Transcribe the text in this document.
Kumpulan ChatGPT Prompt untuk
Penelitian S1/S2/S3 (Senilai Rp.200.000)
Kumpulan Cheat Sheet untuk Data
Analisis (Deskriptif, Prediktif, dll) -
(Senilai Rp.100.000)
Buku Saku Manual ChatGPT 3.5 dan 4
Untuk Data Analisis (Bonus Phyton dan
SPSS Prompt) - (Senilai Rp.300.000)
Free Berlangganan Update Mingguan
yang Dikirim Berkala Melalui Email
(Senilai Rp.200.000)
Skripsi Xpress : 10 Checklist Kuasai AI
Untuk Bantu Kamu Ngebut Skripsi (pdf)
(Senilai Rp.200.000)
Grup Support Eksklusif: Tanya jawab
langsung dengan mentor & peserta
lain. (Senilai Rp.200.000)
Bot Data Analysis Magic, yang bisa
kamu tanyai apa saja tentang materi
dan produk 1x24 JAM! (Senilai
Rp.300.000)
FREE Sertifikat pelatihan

========================================================================

| Written instruction |
Your task is to retype all the records above with nothing left out.

| Response to the exercise |
Transcribe the text in this document.
Kumpulan ChatGPT Prompt untuk
Penelitian S1/S2/S3 (Senilai Rp.200.000)
Kumpulan Cheat Sheet untuk Data
Analisis (Deskriptif, Prediktif, dll) -
(Senilai Rp.100.000)
Buku Saku Manual ChatGPT 3.5 dan 4
Untuk Data Analisis (Bonus Phyton dan
SPSS Prompt) - (Senilai Rp.300.000)
Free Berlangganan Update Mingguan
yang Dikirim Berkala Melalui Email
(Senilai Rp.200.000)
Skripsi Xpress : 10 Checklist Kuasai AI
Untuk Bantu Kamu Ngebut Skripsi (pdf)
(Senilai Rp.200.000)
Grup Support Eksklusif: Tanya jawab
langsung dengan mentor & peserta
lain. (Senilai Rp.200.000)
Bot Data Analysis Magic, yang bisa
kamu tanyai apa saja tentang materi
dan produk 1x24 JAM! (Senilai
Rp.300.000)
FREE Sertifikat pelatihan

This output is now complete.